- **Document excerpt**:
· · · · · · ·

Is crowdfunding creating a threat to banks or they can work hand in hand?

In 2015, crowdfunding accounted for
around $16bn around the world, according to Crowdsourcing. And that number has
been steadily rising ever since. With banks still not willing to help finance
small business as much as they should, crowdfunding is taking more of a
foothold. Questions need to be asked, for example, does crowdfunding pose any
kind of threat to big banks? Or can banks get onboard and share the rewards?
Crowdfunding is a relatively new concept when compared to the long history of
banking, so, is this merely a question of banks falling behind in the times, or
crowdfunding being a step into the future? This is what we are to try and find
out.

What threat does Crowdfunding pose to banks?

The reality is, that crowdfunding
alone poses no real threats to banks. Banks have a solid foundation and history
which people know. And whilst society may not always trust banks, less is
known, in today’s market, about crowdfunding for it to be a genuine threat
right now.

On the other hand, the rise of
“Challenger Banks” which offer better exchange rates and international payments
can be a plausible threat. If crowdfunding could make the most of these
emerging banks, then real banks could come under threat by crowdfunding.

Furthermore, crowdfunding is giving
businesses a gateway into the ecosystem for more than just to seek finance.
Many platforms are also offering additional services such as incubators or
affiliate schemes alongside the benefits of marketing and publicity they
already provide.

The European Commission has
recognised that crowdfunding is a great way to help SME business and investors,
where banks haven’t helped or won’t help.

How can banks get involved?

For a bank to get involved with
crowdfunding, it would not require much. A bank already has the clients, the
infrastructures, the capabilities, and the business model is not a complicated
one, so implicating it would not be a problem. However, one issue would be
brand mistrust. Why? Because crowdfunding was and is an anti-establishment way
of getting funds. It is a response to strict bank regulations and how
complicated it can be to get any sort of support from the bank you have been a
customer of all your life.

To overcome this initial mistrust, there are several options banks can consider. According to Bart Vanhaeren, the managing director at KBC Securities/Bolero banks can “inform their clients about it, refer to another platform or they can engage themselves”. Looking at how banks could possibly engage themselves in the world of crowdfunding, you are looking at two options. One option is pairing up with an existing platform. This would help diminish the initial insecurities people may have by working alongside a trusted crowdfunding platform. Another option is for the bank to create a separate entity or subsidiary with a completely different branding and marketing objectives.

Vanhaeren seems to believe that
banks have an advantage when it comes to sorting deals and investor database.

· · · · · · ·

- **Raw data**:
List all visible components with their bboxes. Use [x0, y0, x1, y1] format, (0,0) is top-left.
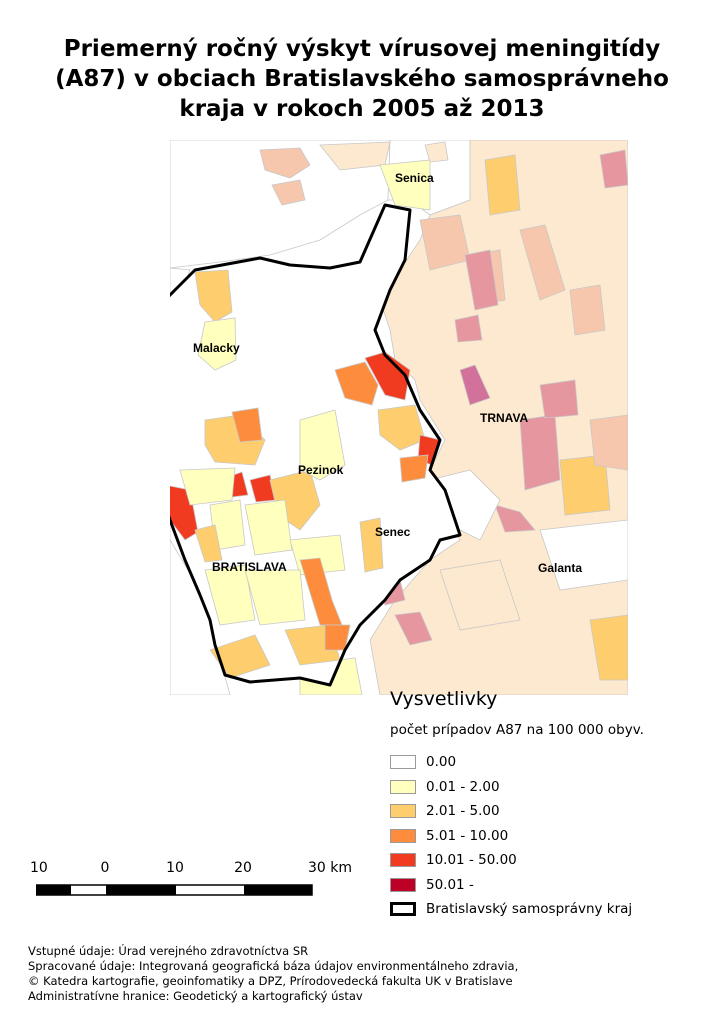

· · · · · · ·

From the crowdfunding article, list each option that Bart Vanhaeren's quoted statement gives banks for dealing with crowdfunding.

- **Exercise output**:
- Inform their clients about it
- Refer to another platform
- Engage themselves